▶ _Try it_
The entries are to be returned exactly as written.

· · · · ·

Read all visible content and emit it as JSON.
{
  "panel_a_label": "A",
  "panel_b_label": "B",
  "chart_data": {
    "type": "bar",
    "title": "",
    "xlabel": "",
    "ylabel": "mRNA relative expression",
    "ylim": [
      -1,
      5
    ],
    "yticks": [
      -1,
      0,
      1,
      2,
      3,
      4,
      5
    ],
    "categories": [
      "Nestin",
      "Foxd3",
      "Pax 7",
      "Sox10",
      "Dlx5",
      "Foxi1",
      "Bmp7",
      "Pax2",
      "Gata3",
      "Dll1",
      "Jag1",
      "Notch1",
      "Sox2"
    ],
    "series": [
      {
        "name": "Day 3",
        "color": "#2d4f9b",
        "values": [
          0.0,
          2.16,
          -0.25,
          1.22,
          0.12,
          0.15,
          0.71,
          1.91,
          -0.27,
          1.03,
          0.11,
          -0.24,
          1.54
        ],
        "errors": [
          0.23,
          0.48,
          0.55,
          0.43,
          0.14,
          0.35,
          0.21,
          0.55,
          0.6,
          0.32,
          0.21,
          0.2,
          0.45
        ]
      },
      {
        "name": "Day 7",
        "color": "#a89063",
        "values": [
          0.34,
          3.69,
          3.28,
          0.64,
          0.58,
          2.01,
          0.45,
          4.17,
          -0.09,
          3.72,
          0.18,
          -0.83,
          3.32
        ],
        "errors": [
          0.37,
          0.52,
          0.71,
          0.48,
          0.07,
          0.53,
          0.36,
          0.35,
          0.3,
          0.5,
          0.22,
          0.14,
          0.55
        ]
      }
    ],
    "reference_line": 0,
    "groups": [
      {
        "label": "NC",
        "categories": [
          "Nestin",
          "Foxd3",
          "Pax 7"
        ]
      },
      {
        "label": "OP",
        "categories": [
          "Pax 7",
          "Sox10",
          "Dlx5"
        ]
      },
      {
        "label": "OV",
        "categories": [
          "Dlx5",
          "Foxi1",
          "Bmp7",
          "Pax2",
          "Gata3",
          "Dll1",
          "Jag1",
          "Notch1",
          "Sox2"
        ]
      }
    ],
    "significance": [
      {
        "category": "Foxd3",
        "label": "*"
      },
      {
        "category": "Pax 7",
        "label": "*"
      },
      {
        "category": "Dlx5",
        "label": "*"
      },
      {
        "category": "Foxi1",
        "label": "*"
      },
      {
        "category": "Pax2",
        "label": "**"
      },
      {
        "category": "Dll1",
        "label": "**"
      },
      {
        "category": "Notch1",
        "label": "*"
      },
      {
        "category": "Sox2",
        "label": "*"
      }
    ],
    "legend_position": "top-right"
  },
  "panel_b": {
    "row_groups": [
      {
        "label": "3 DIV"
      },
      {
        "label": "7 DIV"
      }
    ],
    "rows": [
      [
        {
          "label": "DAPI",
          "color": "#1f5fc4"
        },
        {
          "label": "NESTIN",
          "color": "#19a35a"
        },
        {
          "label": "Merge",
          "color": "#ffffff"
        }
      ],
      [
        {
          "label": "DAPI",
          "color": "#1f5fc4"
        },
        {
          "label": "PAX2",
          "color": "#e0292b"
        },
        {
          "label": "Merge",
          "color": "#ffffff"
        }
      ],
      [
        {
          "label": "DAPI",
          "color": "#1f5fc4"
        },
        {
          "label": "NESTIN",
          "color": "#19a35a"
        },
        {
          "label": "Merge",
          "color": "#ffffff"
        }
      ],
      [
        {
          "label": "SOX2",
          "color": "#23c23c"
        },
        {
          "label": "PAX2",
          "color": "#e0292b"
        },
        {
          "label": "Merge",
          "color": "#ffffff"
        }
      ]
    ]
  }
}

· · · · ·

▶ _Output of the exercise_
Read all visible content and emit it as JSON.
{
  "panel_a_label": "A",
  "panel_b_label": "B",
  "chart_data": {
    "type": "bar",
    "title": "",
    "xlabel": "",
    "ylabel": "mRNA relative expression",
    "ylim": [
      -1,
      5
    ],
    "yticks": [
      -1,
      0,
      1,
      2,
      3,
      4,
      5
    ],
    "categories": [
      "Nestin",
      "Foxd3",
      "Pax 7",
      "Sox10",
      "Dlx5",
      "Foxi1",
      "Bmp7",
      "Pax2",
      "Gata3",
      "Dll1",
      "Jag1",
      "Notch1",
      "Sox2"
    ],
    "series": [
      {
        "name": "Day 3",
        "color": "#2d4f9b",
        "values": [
          0.0,
          2.16,
          -0.25,
          1.22,
          0.12,
          0.15,
          0.71,
          1.91,
          -0.27,
          1.03,
          0.11,
          -0.24,
          1.54
        ],
        "errors": [
          0.23,
          0.48,
          0.55,
          0.43,
          0.14,
          0.35,
          0.21,
          0.55,
          0.6,
          0.32,
          0.21,
          0.2,
          0.45
        ]
      },
      {
        "name": "Day 7",
        "color": "#a89063",
        "values": [
          0.34,
          3.69,
          3.28,
          0.64,
          0.58,
          2.01,
          0.45,
          4.17,
          -0.09,
          3.72,
          0.18,
          -0.83,
          3.32
        ],
        "errors": [
          0.37,
          0.52,
          0.71,
          0.48,
          0.07,
          0.53,
          0.36,
          0.35,
          0.3,
          0.5,
          0.22,
          0.14,
          0.55
        ]
      }
    ],
    "reference_line": 0,
    "groups": [
      {
        "label": "NC",
        "categories": [
          "Nestin",
          "Foxd3",
          "Pax 7"
        ]
      },
      {
        "label": "OP",
        "categories": [
          "Pax 7",
          "Sox10",
          "Dlx5"
        ]
      },
      {
        "label": "OV",
        "categories": [
          "Dlx5",
          "Foxi1",
          "Bmp7",
          "Pax2",
          "Gata3",
          "Dll1",
          "Jag1",
          "Notch1",
          "Sox2"
        ]
      }
    ],
    "significance": [
      {
        "category": "Foxd3",
        "label": "*"
      },
      {
        "category": "Pax 7",
        "label": "*"
      },
      {
        "category": "Dlx5",
        "label": "*"
      },
      {
        "category": "Foxi1",
        "label": "*"
      },
      {
        "category": "Pax2",
        "label": "**"
      },
      {
        "category": "Dll1",
        "label": "**"
      },
      {
        "category": "Notch1",
        "label": "*"
      },
      {
        "category": "Sox2",
        "label": "*"
      }
    ],
    "legend_position": "top-right"
  },
  "panel_b": {
    "row_groups": [
      {
        "label": "3 DIV"
      },
      {
        "label": "7 DIV"
      }
    ],
    "rows": [
      [
        {
          "label": "DAPI",
          "color": "#1f5fc4"
        },
        {
          "label": "NESTIN",
          "color": "#19a35a"
        },
        {
          "label": "Merge",
          "color": "#ffffff"
        }
      ],
      [
        {
          "label": "DAPI",
          "color": "#1f5fc4"
        },
        {
          "label": "PAX2",
          "color": "#e0292b"
        },
        {
          "label": "Merge",
          "color": "#ffffff"
        }
      ],
      [
        {
          "label": "DAPI",
          "color": "#1f5fc4"
        },
        {
          "label": "NESTIN",
          "color": "#19a35a"
        },
        {
          "label": "Merge",
          "color": "#ffffff"
        }
      ],
      [
        {
          "label": "SOX2",
          "color": "#23c23c"
        },
        {
          "label": "PAX2",
          "color": "#e0292b"
        },
        {
          "label": "Merge",
          "color": "#ffffff"
        }
      ]
    ]
  }
}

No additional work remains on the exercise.